-- Start of RECORDS FOR PROCESSING --

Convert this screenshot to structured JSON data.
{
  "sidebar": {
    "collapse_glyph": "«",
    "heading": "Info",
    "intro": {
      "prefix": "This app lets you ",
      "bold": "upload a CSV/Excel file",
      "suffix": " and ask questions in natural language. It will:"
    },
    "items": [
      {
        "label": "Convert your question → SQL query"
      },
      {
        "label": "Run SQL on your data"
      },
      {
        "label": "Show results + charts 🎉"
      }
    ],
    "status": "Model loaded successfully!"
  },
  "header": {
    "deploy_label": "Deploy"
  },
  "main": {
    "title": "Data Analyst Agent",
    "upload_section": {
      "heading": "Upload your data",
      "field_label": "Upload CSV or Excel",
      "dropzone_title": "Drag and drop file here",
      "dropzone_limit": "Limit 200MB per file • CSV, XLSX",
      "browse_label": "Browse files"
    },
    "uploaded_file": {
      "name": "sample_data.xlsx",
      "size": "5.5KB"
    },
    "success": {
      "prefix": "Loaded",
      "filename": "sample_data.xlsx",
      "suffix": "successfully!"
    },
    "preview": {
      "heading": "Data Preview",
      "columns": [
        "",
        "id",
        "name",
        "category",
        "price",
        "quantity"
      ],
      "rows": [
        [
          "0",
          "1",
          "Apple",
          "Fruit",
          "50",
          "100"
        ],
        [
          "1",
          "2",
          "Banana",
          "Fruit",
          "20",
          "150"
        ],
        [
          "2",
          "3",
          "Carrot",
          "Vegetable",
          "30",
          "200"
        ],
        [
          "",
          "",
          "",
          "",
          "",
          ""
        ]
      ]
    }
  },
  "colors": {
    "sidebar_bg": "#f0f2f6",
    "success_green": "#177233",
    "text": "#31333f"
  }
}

-- End of RECORDS FOR PROCESSING --

— INSTRUCTIONS FOR THE TASK —
Retype the records that precede this task, keeping them exactly the same.

— SOLUTION FOR THIS TASK —
Convert this screenshot to structured JSON data.
{
  "sidebar": {
    "collapse_glyph": "«",
    "heading": "Info",
    "intro": {
      "prefix": "This app lets you ",
      "bold": "upload a CSV/Excel file",
      "suffix": " and ask questions in natural language. It will:"
    },
    "items": [
      {
        "label": "Convert your question → SQL query"
      },
      {
        "label": "Run SQL on your data"
      },
      {
        "label": "Show results + charts 🎉"
      }
    ],
    "status": "Model loaded successfully!"
  },
  "header": {
    "deploy_label": "Deploy"
  },
  "main": {
    "title": "Data Analyst Agent",
    "upload_section": {
      "heading": "Upload your data",
      "field_label": "Upload CSV or Excel",
      "dropzone_title": "Drag and drop file here",
      "dropzone_limit": "Limit 200MB per file • CSV, XLSX",
      "browse_label": "Browse files"
    },
    "uploaded_file": {
      "name": "sample_data.xlsx",
      "size": "5.5KB"
    },
    "success": {
      "prefix": "Loaded",
      "filename": "sample_data.xlsx",
      "suffix": "successfully!"
    },
    "preview": {
      "heading": "Data Preview",
      "columns": [
        "",
        "id",
        "name",
        "category",
        "price",
        "quantity"
      ],
      "rows": [
        [
          "0",
          "1",
          "Apple",
          "Fruit",
          "50",
          "100"
        ],
        [
          "1",
          "2",
          "Banana",
          "Fruit",
          "20",
          "150"
        ],
        [
          "2",
          "3",
          "Carrot",
          "Vegetable",
          "30",
          "200"
        ],
        [
          "",
          "",
          "",
          "",
          "",
          ""
        ]
      ]
    }
  },
  "colors": {
    "sidebar_bg": "#f0f2f6",
    "success_green": "#177233",
    "text": "#31333f"
  }
}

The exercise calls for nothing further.